- _What to produce_:
From the items below, lay out as a numbered list, skipping blank lines, only the lines from the line with "444, 330, 508]" to the line with "570, 214, 634]", both included.

>> START

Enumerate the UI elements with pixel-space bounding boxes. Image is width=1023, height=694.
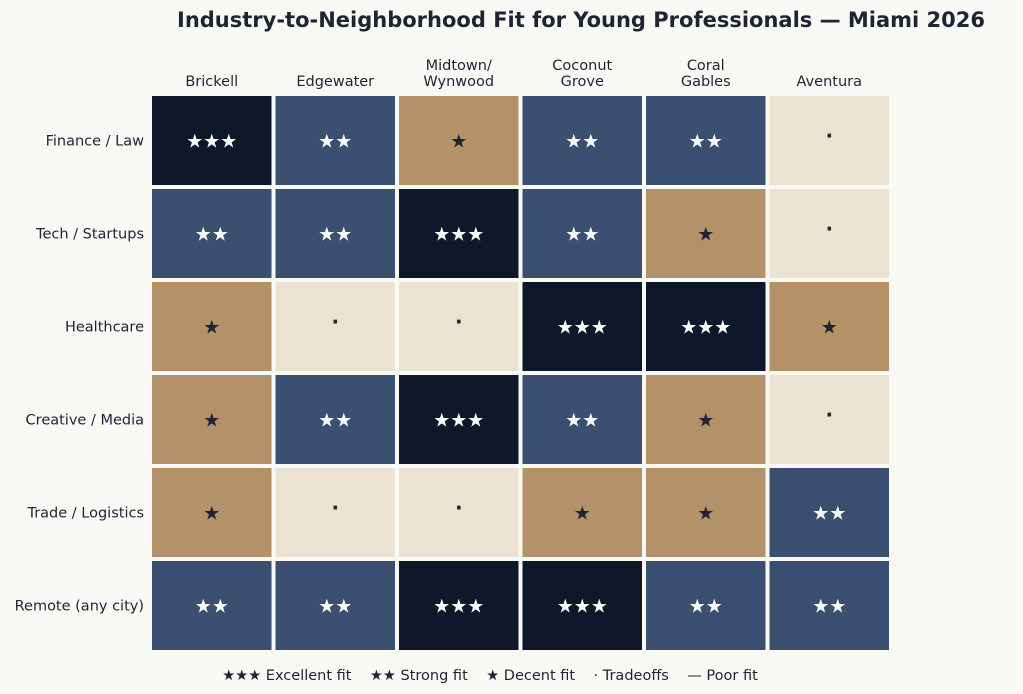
column-label: Edgewater	[296, 74, 374, 90]
heatmap-cell	[646, 561, 766, 650]
heatmap-cell	[646, 189, 766, 278]
heatmap-cell	[152, 375, 272, 464]
cell-symbol: ★★	[812, 596, 846, 618]
cell-symbol: ★★★	[433, 596, 484, 618]
heatmap-cell	[399, 468, 519, 557]
cell-symbol: ★★★	[433, 224, 484, 246]
cell-symbol: ★★	[812, 503, 846, 525]
heatmap-cell	[275, 468, 395, 557]
heatmap-cell	[152, 468, 272, 557]
cell-symbol: ★	[697, 410, 714, 432]
cell-symbol: ★★	[318, 131, 352, 153]
cell-symbol: ★★	[689, 596, 723, 618]
row-label: Healthcare	[65, 320, 144, 336]
heatmap-cell	[152, 561, 272, 650]
heatmap-cell	[769, 468, 889, 557]
column-label: Gables	[681, 74, 731, 90]
cell-symbol: ★★	[318, 410, 352, 432]
heatmap-cell	[152, 96, 272, 185]
heatmap-cell	[399, 96, 519, 185]
heatmap-cell	[522, 468, 642, 557]
legend-item: · Tradeoffs	[575, 668, 669, 684]
cell-symbol: ★★★	[557, 317, 608, 339]
cell-symbol: ★★★	[433, 410, 484, 432]
heatmap-cell	[769, 561, 889, 650]
heatmap-cell	[152, 189, 272, 278]
row-label: Tech / Startups	[35, 227, 144, 243]
cell-symbol: ·	[331, 310, 339, 334]
cell-symbol: ·	[455, 496, 463, 520]
cell-symbol: ·	[455, 310, 463, 334]
column-label: Midtown/	[426, 58, 492, 74]
column-labels: Brickell EdgewaterMidtown/WynwoodCoconutG…	[185, 58, 862, 90]
legend: ★★★ Excellent fit ★★ Strong fit ★ Decent…	[222, 668, 758, 684]
cell-symbol: ·	[825, 124, 833, 148]
column-label: Coral	[687, 58, 725, 74]
legend-items: ★★★ Excellent fit ★★ Strong fit ★ Decent…	[222, 668, 758, 684]
heatmap-cell	[399, 375, 519, 464]
row-label: Trade / Logistics	[26, 506, 144, 522]
column-label: Brickell	[185, 74, 238, 90]
heatmap-cell	[522, 375, 642, 464]
cell-symbol: ★★	[565, 131, 599, 153]
heatmap-cell	[522, 282, 642, 371]
cell-symbol: ★★	[565, 410, 599, 432]
heatmap-cell	[399, 189, 519, 278]
legend-item: — Poor fit	[669, 668, 758, 684]
column-label: Aventura	[797, 74, 862, 90]
row-labels: Finance / Law Tech / Startups Healthcare Cr…	[15, 134, 145, 615]
row-label: Finance / Law	[46, 134, 145, 150]
heatmap-cell	[275, 375, 395, 464]
cell-symbol: ★	[203, 317, 220, 339]
row-label: Creative / Media	[26, 413, 144, 429]
heatmap-cell	[275, 561, 395, 650]
cell-symbol: ★★	[318, 224, 352, 246]
column-label: Wynwood	[423, 74, 494, 90]
cell-symbol: ★★	[689, 131, 723, 153]
heatmap-cell	[522, 96, 642, 185]
cell-symbol: ★	[203, 503, 220, 525]
column-label: Coconut	[552, 58, 612, 74]
cell-symbol: ★	[697, 224, 714, 246]
heatmap-cell	[769, 189, 889, 278]
cell-symbol: ★★★	[680, 317, 731, 339]
cell-symbol: ★★	[195, 596, 229, 618]
cell-symbol: ·	[825, 217, 833, 241]
heatmap-cells: ★★★ ★★ ★ ★★ ★★ ·★★ ★★ ★★★ ★★ ★ ·★ · · ★★★ ★★★ ★★ ★★ ★★★ ★★…	[152, 96, 889, 650]
cell-symbol: ★★	[195, 224, 229, 246]
cell-symbol: ★★★	[186, 131, 237, 153]
heatmap-cell	[646, 282, 766, 371]
heatmap-cell	[399, 561, 519, 650]
heatmap-cell	[522, 189, 642, 278]
cell-symbol: ★★★	[557, 596, 608, 618]
legend-item: ★ Decent fit	[468, 668, 576, 684]
heatmap-cell	[646, 375, 766, 464]
chart-title: Industry-to-Neighborhood Fit for Young P…	[177, 8, 985, 32]
cell-symbol: ★	[450, 131, 467, 153]
heatmap-cell	[275, 282, 395, 371]
heatmap-cell	[275, 189, 395, 278]
cell-symbol: ★	[574, 503, 591, 525]
heatmap-cell	[769, 375, 889, 464]
cell-symbol: ★	[821, 317, 838, 339]
cell-symbol: ★	[697, 503, 714, 525]
legend-item: ★★★ Excellent fit	[222, 668, 352, 684]
heatmap-cell	[275, 96, 395, 185]
legend-item: ★★ Strong fit	[351, 668, 468, 684]
heatmap-cell	[522, 561, 642, 650]
column-label: Grove	[561, 74, 604, 90]
cell-symbol: ·	[825, 403, 833, 427]
row-label: Remote (any city)	[15, 599, 144, 615]
heatmap-cell	[769, 96, 889, 185]
heatmap-cell	[399, 282, 519, 371]
cell-symbol: ★	[203, 410, 220, 432]
cell-symbol: ★★	[318, 596, 352, 618]
heatmap-cell	[152, 282, 272, 371]
heatmap-cell	[646, 96, 766, 185]
heatmap-cell	[646, 468, 766, 557]
cell-symbol: ·	[331, 496, 339, 520]
heatmap-cell	[769, 282, 889, 371]
cell-symbol: ★★	[565, 224, 599, 246]
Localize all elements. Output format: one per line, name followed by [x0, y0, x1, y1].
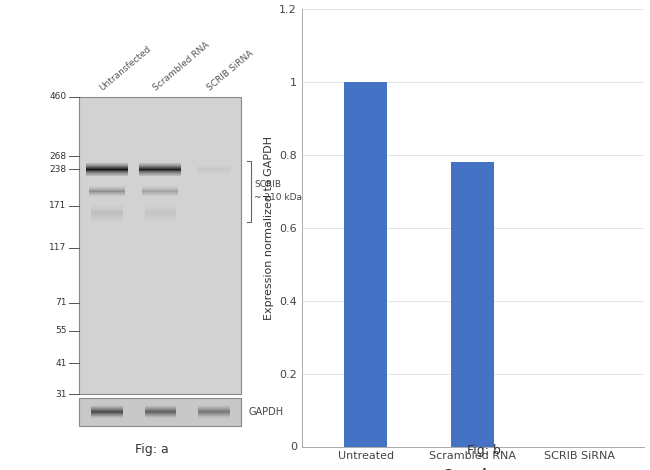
Bar [91, 207, 122, 208]
Bar [144, 217, 176, 218]
Bar [91, 219, 122, 220]
Bar [144, 213, 176, 214]
Bar [144, 204, 176, 205]
Text: 238: 238 [49, 165, 67, 174]
Bar [91, 204, 122, 205]
Bar [144, 205, 176, 206]
Text: SCRIB
~ 210 kDa: SCRIB ~ 210 kDa [254, 180, 302, 202]
Text: Fig: b: Fig: b [467, 444, 501, 457]
Bar [144, 206, 176, 207]
Bar [144, 220, 176, 221]
Bar [344, 82, 387, 446]
Bar [144, 211, 176, 212]
Bar [144, 218, 176, 219]
Bar [79, 97, 241, 394]
Bar [144, 215, 176, 216]
Bar [144, 210, 176, 211]
Bar [91, 217, 122, 218]
Bar [91, 206, 122, 207]
Bar [91, 211, 122, 212]
Bar [91, 213, 122, 214]
Bar [144, 208, 176, 209]
Bar [91, 210, 122, 211]
Bar [91, 220, 122, 221]
Bar [91, 209, 122, 210]
Text: SCRIB SiRNA: SCRIB SiRNA [205, 49, 255, 93]
Bar [144, 214, 176, 215]
Text: 41: 41 [55, 359, 67, 368]
Bar [144, 216, 176, 217]
Bar [91, 212, 122, 213]
Bar [91, 221, 122, 222]
Bar [91, 208, 122, 209]
Bar [451, 162, 494, 446]
Text: 71: 71 [55, 298, 67, 307]
Text: 460: 460 [49, 92, 67, 102]
Text: GAPDH: GAPDH [248, 407, 283, 417]
Bar [91, 215, 122, 216]
Text: 268: 268 [49, 152, 67, 161]
Text: Scrambled RNA: Scrambled RNA [151, 40, 211, 93]
Y-axis label: Expression normalized to GAPDH: Expression normalized to GAPDH [263, 136, 274, 320]
Text: 171: 171 [49, 201, 67, 211]
Text: 55: 55 [55, 326, 67, 336]
Bar [91, 218, 122, 219]
Text: Fig: a: Fig: a [135, 443, 169, 456]
Bar [79, 398, 241, 426]
Bar [144, 219, 176, 220]
X-axis label: Samples: Samples [443, 468, 502, 470]
Bar [91, 216, 122, 217]
Bar [144, 212, 176, 213]
Bar [144, 207, 176, 208]
Text: 117: 117 [49, 243, 67, 252]
Bar [144, 221, 176, 222]
Bar [91, 214, 122, 215]
Text: 31: 31 [55, 390, 67, 399]
Text: Untransfected: Untransfected [98, 44, 153, 93]
Bar [144, 209, 176, 210]
Bar [91, 205, 122, 206]
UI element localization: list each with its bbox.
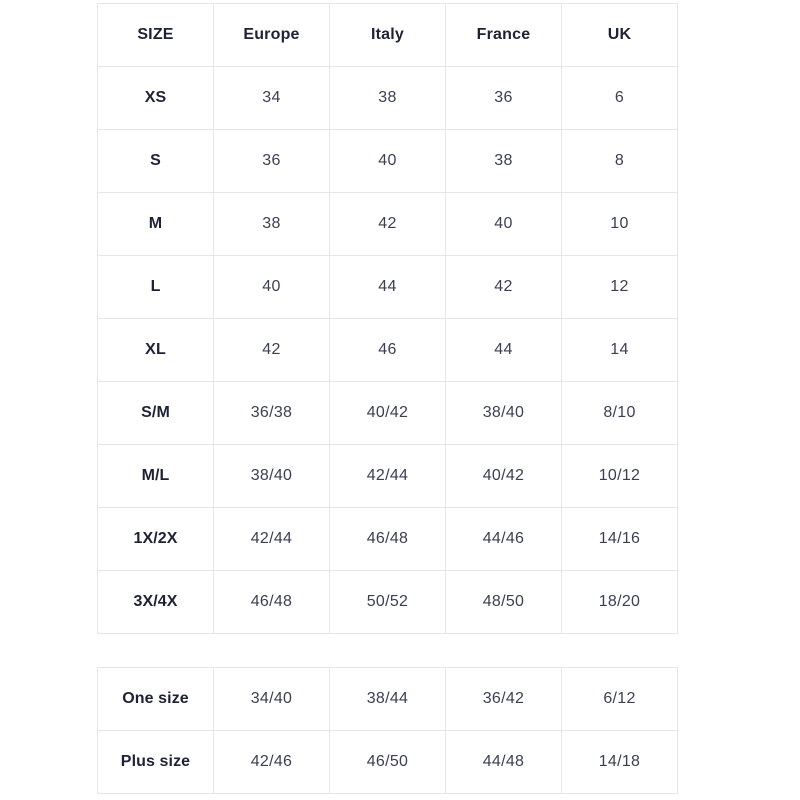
europe-cell: 38/40	[213, 444, 330, 508]
table-row: M 38 42 40 10	[97, 192, 678, 256]
table-row: XS 34 38 36 6	[97, 66, 678, 130]
italy-cell: 46	[329, 318, 446, 382]
uk-cell: 14/16	[561, 507, 678, 571]
secondary-size-table-container: One size 34/40 38/44 36/42 6/12 Plus siz…	[97, 667, 678, 794]
column-header-uk: UK	[561, 3, 678, 67]
size-label-cell: XS	[97, 66, 214, 130]
uk-cell: 14/18	[561, 730, 678, 794]
italy-cell: 42	[329, 192, 446, 256]
size-label-cell: S	[97, 129, 214, 193]
secondary-table-body: One size 34/40 38/44 36/42 6/12 Plus siz…	[97, 667, 678, 794]
italy-cell: 46/48	[329, 507, 446, 571]
size-label-cell: M/L	[97, 444, 214, 508]
primary-table-body: XS 34 38 36 6 S 36 40 38 8 M 38 42	[97, 66, 678, 634]
france-cell: 38/40	[445, 381, 562, 445]
uk-cell: 10/12	[561, 444, 678, 508]
table-row: L 40 44 42 12	[97, 255, 678, 319]
column-header-europe: Europe	[213, 3, 330, 67]
france-cell: 42	[445, 255, 562, 319]
uk-cell: 10	[561, 192, 678, 256]
europe-cell: 42	[213, 318, 330, 382]
table-row: One size 34/40 38/44 36/42 6/12	[97, 667, 678, 731]
size-label-cell: 3X/4X	[97, 570, 214, 634]
primary-table-header: SIZE Europe Italy France UK	[97, 3, 678, 67]
table-row: 3X/4X 46/48 50/52 48/50 18/20	[97, 570, 678, 634]
secondary-size-table: One size 34/40 38/44 36/42 6/12 Plus siz…	[97, 667, 678, 794]
uk-cell: 18/20	[561, 570, 678, 634]
france-cell: 36	[445, 66, 562, 130]
column-header-size: SIZE	[97, 3, 214, 67]
size-label-cell: M	[97, 192, 214, 256]
france-cell: 48/50	[445, 570, 562, 634]
size-label-cell: L	[97, 255, 214, 319]
table-header-row: SIZE Europe Italy France UK	[97, 3, 678, 67]
primary-size-table-container: SIZE Europe Italy France UK XS 34 38 36 …	[97, 3, 678, 634]
france-cell: 40/42	[445, 444, 562, 508]
italy-cell: 38	[329, 66, 446, 130]
france-cell: 38	[445, 129, 562, 193]
size-label-cell: 1X/2X	[97, 507, 214, 571]
europe-cell: 36	[213, 129, 330, 193]
table-row: 1X/2X 42/44 46/48 44/46 14/16	[97, 507, 678, 571]
uk-cell: 6	[561, 66, 678, 130]
italy-cell: 44	[329, 255, 446, 319]
table-row: XL 42 46 44 14	[97, 318, 678, 382]
uk-cell: 12	[561, 255, 678, 319]
italy-cell: 38/44	[329, 667, 446, 731]
france-cell: 44/48	[445, 730, 562, 794]
table-row: S 36 40 38 8	[97, 129, 678, 193]
france-cell: 40	[445, 192, 562, 256]
europe-cell: 46/48	[213, 570, 330, 634]
table-row: Plus size 42/46 46/50 44/48 14/18	[97, 730, 678, 794]
italy-cell: 50/52	[329, 570, 446, 634]
size-label-cell: Plus size	[97, 730, 214, 794]
france-cell: 44	[445, 318, 562, 382]
table-row: M/L 38/40 42/44 40/42 10/12	[97, 444, 678, 508]
france-cell: 36/42	[445, 667, 562, 731]
europe-cell: 42/44	[213, 507, 330, 571]
primary-size-table: SIZE Europe Italy France UK XS 34 38 36 …	[97, 3, 678, 634]
uk-cell: 8	[561, 129, 678, 193]
uk-cell: 8/10	[561, 381, 678, 445]
column-header-italy: Italy	[329, 3, 446, 67]
europe-cell: 34/40	[213, 667, 330, 731]
italy-cell: 40	[329, 129, 446, 193]
size-label-cell: S/M	[97, 381, 214, 445]
italy-cell: 42/44	[329, 444, 446, 508]
europe-cell: 42/46	[213, 730, 330, 794]
italy-cell: 46/50	[329, 730, 446, 794]
uk-cell: 14	[561, 318, 678, 382]
italy-cell: 40/42	[329, 381, 446, 445]
uk-cell: 6/12	[561, 667, 678, 731]
europe-cell: 40	[213, 255, 330, 319]
size-label-cell: XL	[97, 318, 214, 382]
europe-cell: 34	[213, 66, 330, 130]
column-header-france: France	[445, 3, 562, 67]
size-label-cell: One size	[97, 667, 214, 731]
europe-cell: 38	[213, 192, 330, 256]
france-cell: 44/46	[445, 507, 562, 571]
europe-cell: 36/38	[213, 381, 330, 445]
table-row: S/M 36/38 40/42 38/40 8/10	[97, 381, 678, 445]
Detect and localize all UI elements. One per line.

>> END

- _The reply_:
1. europe-cell: 38/40	[213, 444, 330, 508]
2. table-row: M 38 42 40 10	[97, 192, 678, 256]
3. table-row: XS 34 38 36 6	[97, 66, 678, 130]
4. italy-cell: 46	[329, 318, 446, 382]
5. uk-cell: 14/16	[561, 507, 678, 571]
6. secondary-size-table-container: One size 34/40 38/44 36/42 6/12 Plus siz…	[97, 667, 678, 794]
7. column-header-uk: UK	[561, 3, 678, 67]
8. size-label-cell: XS	[97, 66, 214, 130]
9. uk-cell: 14/18	[561, 730, 678, 794]
10. italy-cell: 42	[329, 192, 446, 256]
11. size-label-cell: S	[97, 129, 214, 193]
12. secondary-table-body: One size 34/40 38/44 36/42 6/12 Plus siz…	[97, 667, 678, 794]
13. italy-cell: 46/48	[329, 507, 446, 571]
14. size-label-cell: M/L	[97, 444, 214, 508]
15. primary-table-body: XS 34 38 36 6 S 36 40 38 8 M 38 42	[97, 66, 678, 634]
16. france-cell: 38/40	[445, 381, 562, 445]
17. uk-cell: 10/12	[561, 444, 678, 508]
18. table-row: L 40 44 42 12	[97, 255, 678, 319]
19. column-header-europe: Europe	[213, 3, 330, 67]
20. france-cell: 42	[445, 255, 562, 319]
21. uk-cell: 10	[561, 192, 678, 256]
22. europe-cell: 42	[213, 318, 330, 382]
23. table-row: One size 34/40 38/44 36/42 6/12	[97, 667, 678, 731]
24. size-label-cell: 3X/4X	[97, 570, 214, 634]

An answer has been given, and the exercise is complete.